> _INFORMATION PROVIDED_
<<<<
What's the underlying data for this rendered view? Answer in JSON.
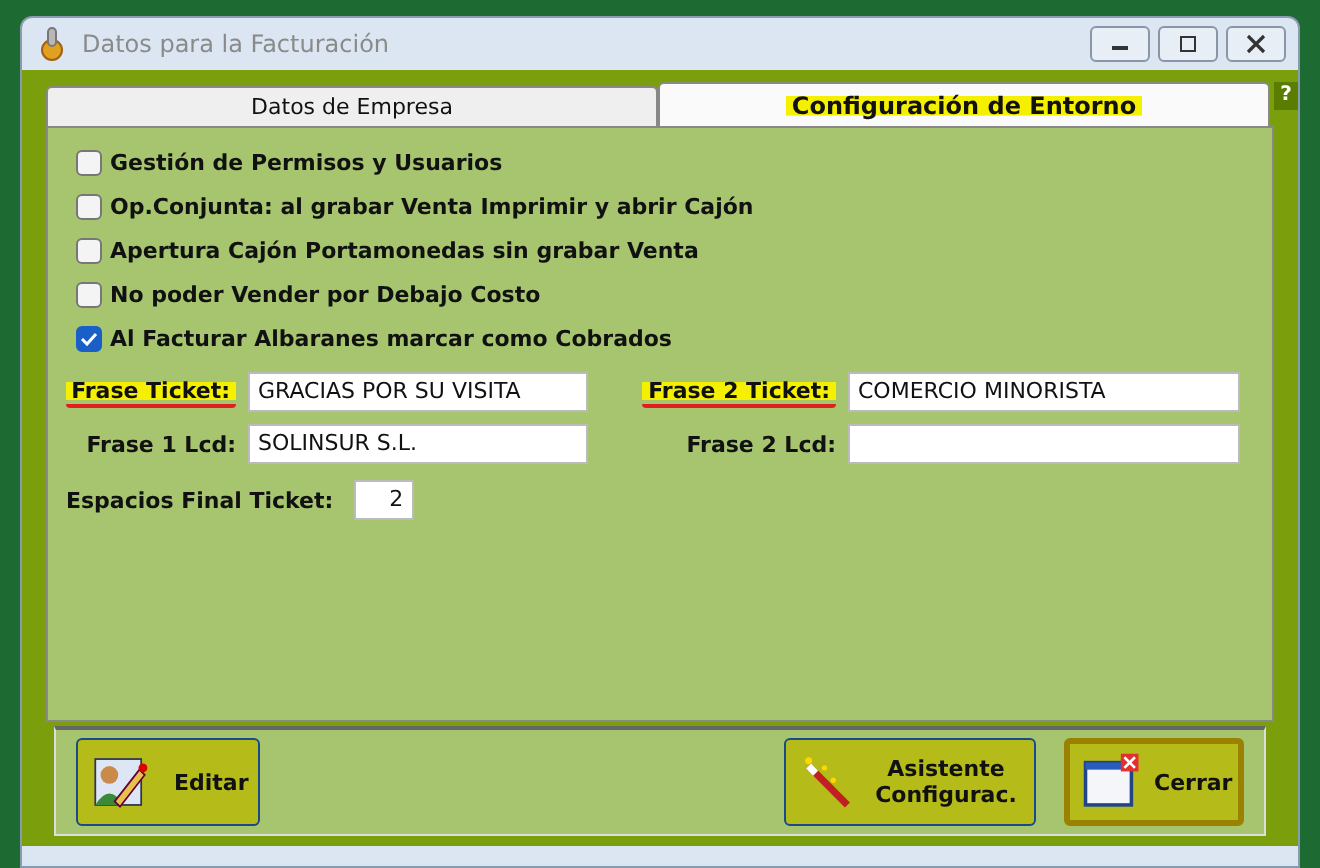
{
  "window": {
    "title": "Datos para la Facturación"
  },
  "tabs": [
    {
      "label": "Datos de Empresa",
      "selected": false,
      "highlighted": false
    },
    {
      "label": "Configuración de Entorno",
      "selected": true,
      "highlighted": true
    }
  ],
  "options": [
    {
      "label": "Gestión de Permisos y Usuarios",
      "checked": false
    },
    {
      "label": "Op.Conjunta: al grabar Venta Imprimir y abrir Cajón",
      "checked": false
    },
    {
      "label": "Apertura Cajón Portamonedas sin grabar Venta",
      "checked": false
    },
    {
      "label": "No poder Vender por Debajo Costo",
      "checked": false
    },
    {
      "label": "Al Facturar Albaranes marcar como Cobrados",
      "checked": true
    }
  ],
  "fields": [
    {
      "label": "Frase Ticket:",
      "value": "GRACIAS POR SU VISITA",
      "highlighted": true
    },
    {
      "label": "Frase 2 Ticket:",
      "value": "COMERCIO MINORISTA",
      "highlighted": true
    },
    {
      "label": "Frase 1 Lcd:",
      "value": "SOLINSUR S.L.",
      "highlighted": false
    },
    {
      "label": "Frase 2 Lcd:",
      "highlighted": false
    }
  ],
  "help_button": "?",
  "spaces_field": {
    "label": "Espacios Final Ticket:",
    "value": "2"
  },
  "buttons": [
    {
      "kind": "edit",
      "label": "Editar",
      "default": false
    },
    {
      "kind": "wizard",
      "label": "Asistente Configurac.",
      "default": false
    },
    {
      "kind": "close",
      "label": "Cerrar",
      "default": true
    }
  ]
}
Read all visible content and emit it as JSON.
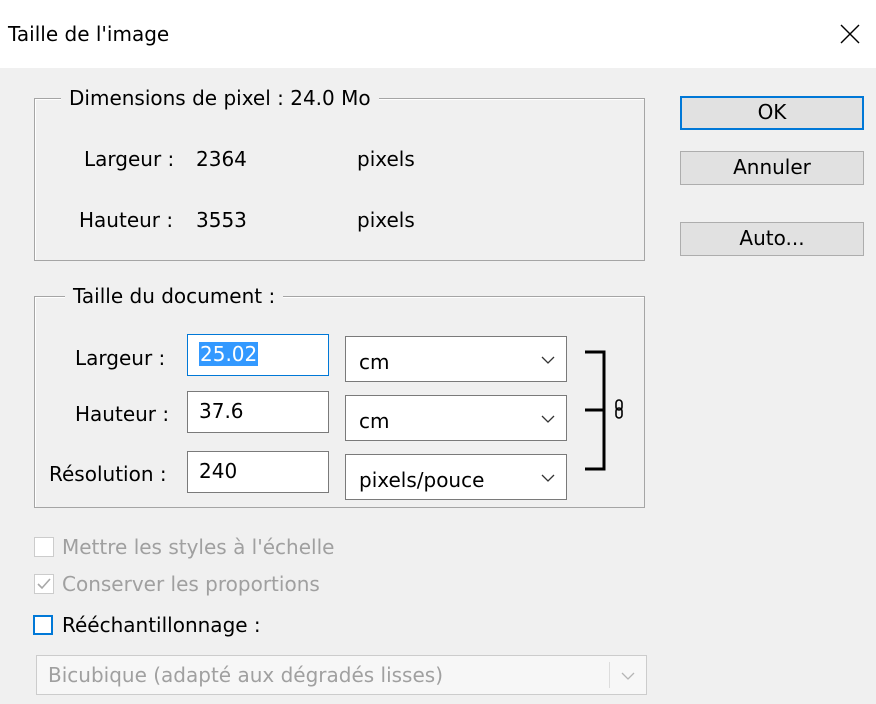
{
  "window": {
    "title": "Taille de l'image",
    "close_icon": "close-icon"
  },
  "pixel_dimensions": {
    "legend": "Dimensions de pixel :  24.0 Mo",
    "width_label": "Largeur :",
    "width_value": "2364",
    "width_unit": "pixels",
    "height_label": "Hauteur :",
    "height_value": "3553",
    "height_unit": "pixels"
  },
  "document_size": {
    "legend": "Taille du document :",
    "width_label": "Largeur :",
    "width_value": "25.02",
    "width_unit": "cm",
    "height_label": "Hauteur :",
    "height_value": "37.6",
    "height_unit": "cm",
    "resolution_label": "Résolution :",
    "resolution_value": "240",
    "resolution_unit": "pixels/pouce",
    "link_icon": "chain-link-icon"
  },
  "buttons": {
    "ok": "OK",
    "cancel": "Annuler",
    "auto": "Auto..."
  },
  "options": {
    "scale_styles": {
      "label": "Mettre les styles à l'échelle",
      "checked": false,
      "enabled": false
    },
    "constrain_proportions": {
      "label": "Conserver les proportions",
      "checked": true,
      "enabled": false
    },
    "resample": {
      "label": "Rééchantillonnage :",
      "checked": false,
      "enabled": true
    },
    "resample_method": "Bicubique (adapté aux dégradés lisses)"
  },
  "colors": {
    "accent": "#0078d7",
    "selection": "#3399ff",
    "disabled_text": "#a0a0a0"
  }
}
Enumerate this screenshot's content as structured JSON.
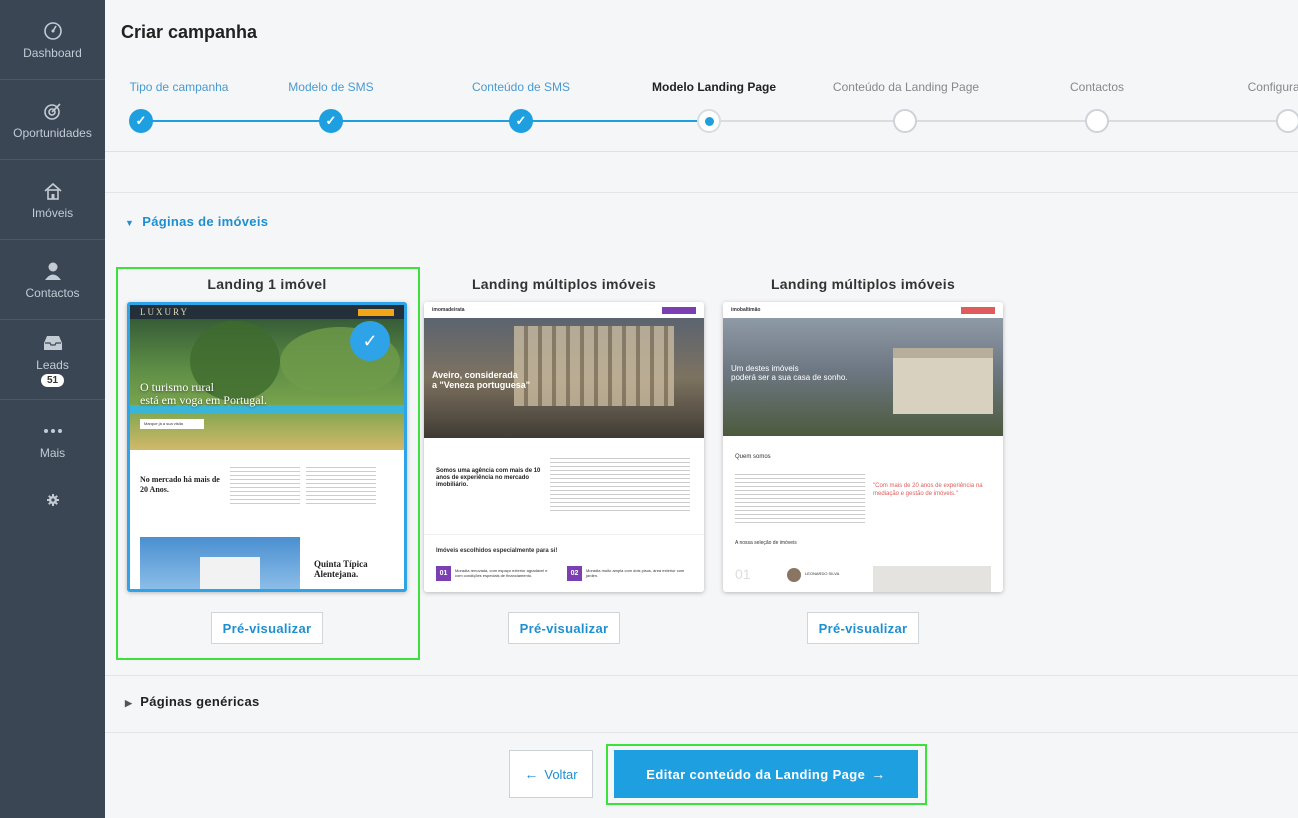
{
  "sidebar": {
    "items": [
      {
        "label": "Dashboard",
        "icon": "speedometer-icon"
      },
      {
        "label": "Oportunidades",
        "icon": "target-icon"
      },
      {
        "label": "Imóveis",
        "icon": "house-icon"
      },
      {
        "label": "Contactos",
        "icon": "person-icon"
      },
      {
        "label": "Leads",
        "icon": "inbox-icon",
        "badge": "51"
      },
      {
        "label": "Mais",
        "icon": "more-dots-icon"
      }
    ],
    "settings_icon": "gear-icon"
  },
  "header": {
    "title": "Criar campanha"
  },
  "steps": [
    {
      "label": "Tipo de campanha",
      "state": "done"
    },
    {
      "label": "Modelo de SMS",
      "state": "done"
    },
    {
      "label": "Conteúdo de SMS",
      "state": "done"
    },
    {
      "label": "Modelo Landing Page",
      "state": "current"
    },
    {
      "label": "Conteúdo da Landing Page",
      "state": "pending"
    },
    {
      "label": "Contactos",
      "state": "pending"
    },
    {
      "label": "Configuraçõ",
      "state": "pending"
    }
  ],
  "section_property": {
    "title": "Páginas de imóveis",
    "cards": [
      {
        "title": "Landing 1 imóvel",
        "selected": true,
        "preview_label": "Pré-visualizar",
        "thumb": {
          "brand": "LUXURY",
          "hero_line1": "O turismo rural",
          "hero_line2": "está em voga em Portugal.",
          "hero_button": "Marque já a sua visita",
          "section_head": "No mercado há mais de 20 Anos.",
          "feature_title": "Quinta Típica Alentejana."
        }
      },
      {
        "title": "Landing múltiplos imóveis",
        "selected": false,
        "preview_label": "Pré-visualizar",
        "thumb": {
          "brand": "imomadeirata",
          "hero_line1": "Aveiro, considerada",
          "hero_line2": "a \"Veneza portuguesa\"",
          "section_head": "Somos uma agência com mais de 10 anos de experiência no mercado imobiliário.",
          "list_title": "Imóveis escolhidos especialmente para si!",
          "item1_num": "01",
          "item1_text": "Moradia renovada, com espaço exterior agradável e com condições especiais de financiamento.",
          "item2_num": "02",
          "item2_text": "Moradia muito ampla com dois pisos, área exterior com jardim."
        }
      },
      {
        "title": "Landing múltiplos imóveis",
        "selected": false,
        "preview_label": "Pré-visualizar",
        "thumb": {
          "brand": "imobaltimão",
          "hero_line1": "Um destes imóveis",
          "hero_line2": "poderá ser a sua casa de sonho.",
          "section_head": "Quem somos",
          "quote": "\"Com mais de 20 anos de experiência na mediação e gestão de imóveis.\"",
          "list_title": "A nossa seleção de imóveis",
          "item1_num": "01",
          "agent": "LEONARDO SILVA"
        }
      }
    ]
  },
  "section_generic": {
    "title": "Páginas genéricas"
  },
  "footer": {
    "back_label": "Voltar",
    "next_label": "Editar conteúdo da Landing Page"
  },
  "colors": {
    "sidebar_bg": "#3a4654",
    "accent": "#1e9fe0",
    "highlight": "#3ce13c"
  }
}
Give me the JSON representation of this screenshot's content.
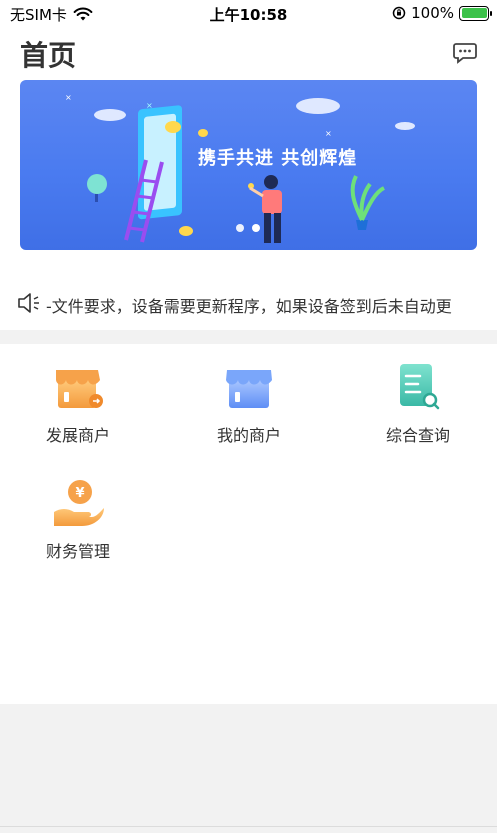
{
  "status_bar": {
    "carrier": "无SIM卡",
    "time": "上午10:58",
    "battery": "100%",
    "battery_level": 1.0
  },
  "header": {
    "title": "首页",
    "message_icon": "chat-bubble-icon"
  },
  "banner": {
    "text": "携手共进 共创辉煌",
    "slide_count": 2,
    "active_slide": 2
  },
  "notice": {
    "icon": "speaker-icon",
    "text": "-文件要求，设备需要更新程序，如果设备签到后未自动更"
  },
  "menu": {
    "items": [
      {
        "label": "发展商户",
        "icon": "develop-merchant-store-icon"
      },
      {
        "label": "我的商户",
        "icon": "my-merchant-store-icon"
      },
      {
        "label": "综合查询",
        "icon": "query-document-icon"
      },
      {
        "label": "财务管理",
        "icon": "finance-coin-hand-icon"
      }
    ]
  },
  "colors": {
    "banner_blue": "#4a7bf0",
    "orange": "#f6a24a",
    "blue_icon": "#6b9cf6",
    "teal_icon": "#3ec8b0",
    "battery_green": "#3cc24a"
  }
}
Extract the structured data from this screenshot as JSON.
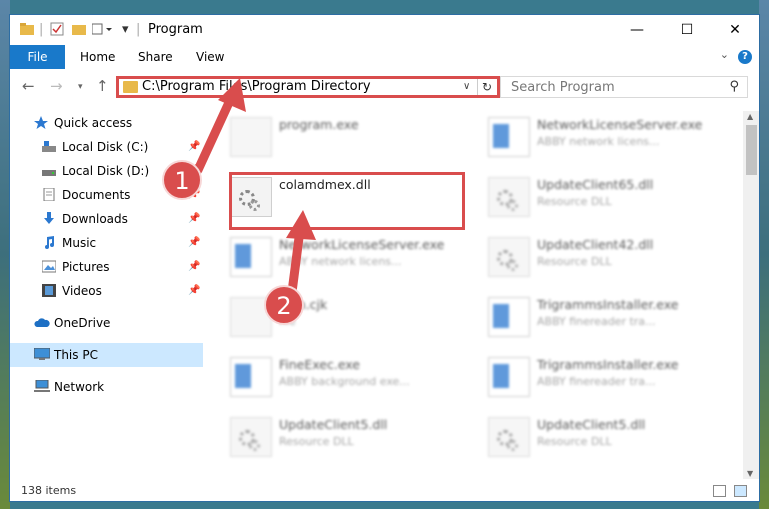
{
  "window": {
    "title": "Program",
    "minimize": "—",
    "maximize": "☐",
    "close": "✕"
  },
  "ribbon": {
    "tabs": [
      "File",
      "Home",
      "Share",
      "View"
    ],
    "help": "?"
  },
  "address": {
    "path": "C:\\Program Files\\Program Directory",
    "search_placeholder": "Search Program"
  },
  "sidebar": {
    "items": [
      {
        "label": "Quick access",
        "icon": "star-icon"
      },
      {
        "label": "Local Disk (C:)",
        "icon": "drive-icon"
      },
      {
        "label": "Local Disk (D:)",
        "icon": "drive-icon"
      },
      {
        "label": "Documents",
        "icon": "documents-icon"
      },
      {
        "label": "Downloads",
        "icon": "download-icon"
      },
      {
        "label": "Music",
        "icon": "music-icon"
      },
      {
        "label": "Pictures",
        "icon": "pictures-icon"
      },
      {
        "label": "Videos",
        "icon": "videos-icon"
      },
      {
        "label": "OneDrive",
        "icon": "cloud-icon"
      },
      {
        "label": "This PC",
        "icon": "computer-icon"
      },
      {
        "label": "Network",
        "icon": "network-icon"
      }
    ]
  },
  "files": [
    {
      "name": "program.exe",
      "desc": ""
    },
    {
      "name": "NetworkLicenseServer.exe",
      "desc": "ABBY network licens..."
    },
    {
      "name": "colamdmex.dll",
      "desc": ""
    },
    {
      "name": "UpdateClient65.dll",
      "desc": "Resource DLL"
    },
    {
      "name": "NetworkLicenseServer.exe",
      "desc": "ABBY network licens..."
    },
    {
      "name": "UpdateClient42.dll",
      "desc": "Resource DLL"
    },
    {
      "name": "com.cjk",
      "desc": "file"
    },
    {
      "name": "TrigrammsInstaller.exe",
      "desc": "ABBY finereader tra..."
    },
    {
      "name": "FineExec.exe",
      "desc": "ABBY background exe..."
    },
    {
      "name": "TrigrammsInstaller.exe",
      "desc": "ABBY finereader tra..."
    },
    {
      "name": "UpdateClient5.dll",
      "desc": "Resource DLL"
    },
    {
      "name": "UpdateClient5.dll",
      "desc": "Resource DLL"
    }
  ],
  "status": {
    "count": "138 items"
  },
  "annotations": {
    "step1": "1",
    "step2": "2"
  },
  "colors": {
    "accent": "#1979ca",
    "highlight": "#d94d4d"
  }
}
>>>>
Search the records for the string "Local" and return every line in which it occurs.

        "label": "Local Disk (C:)",
        "label": "Local Disk (D:)",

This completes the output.